- PROBLEM
Show all lines holding "面看到的平面图形".

○ ○ ○ ○ ○ ○ ○

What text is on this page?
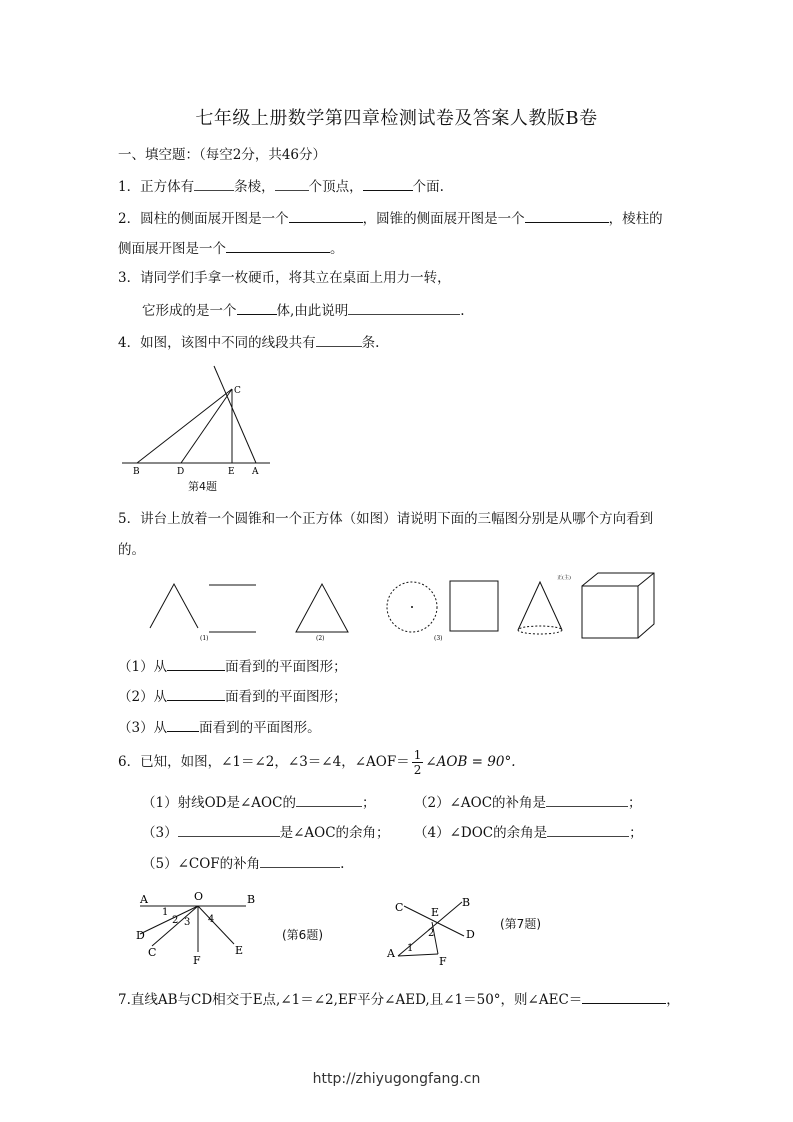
七年级上册数学第四章检测试卷及答案人教版B卷
一、填空题：（每空2分，共46分）
1．正方体有	条棱，	个顶点，	个面.
2．圆柱的侧面展开图是一个	，圆锥的侧面展开图是一个	，棱柱的
侧面展开图是一个	。
3．请同学们手拿一枚硬币，将其立在桌面上用力一转，
它形成的是一个	体,由此说明	.
4．如图，该图中不同的线段共有	条.
B	D	E A
C
第4题
5．讲台上放着一个圆锥和一个正方体（如图）请说明下面的三幅图分别是从哪个方向看到
的。
(1)	(2)	(3)
正(主)
（1）从	面看到的平面图形；
（2）从	面看到的平面图形；
（3）从 面看到的平面图形。
6．已知，如图，∠1＝∠2，∠3＝∠4，∠AOF＝ $\frac{1}{2}$ ∠AOB = 90°.
（1）射线OD是∠AOC的	；	（2）∠AOC的补角是	；
（3）	是∠AOC的余角； （4）∠DOC的余角是	；
（5）∠COF的补角	.
A	O	B
1
2 3 4
D
C
F
E
(第6题)
C	E
B
2	D
1
A
F
(第7题)
7.直线AB与CD相交于E点,∠1＝∠2,EF平分∠AED,且∠1＝50°，则∠AEC＝	，
http://zhiyugongfang.cn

○ ○ ○ ○ ○ ○ ○

- SOLUTION FOR THIS EXERCISE
（1）从	面看到的平面图形；
（2）从	面看到的平面图形；
（3）从 面看到的平面图形。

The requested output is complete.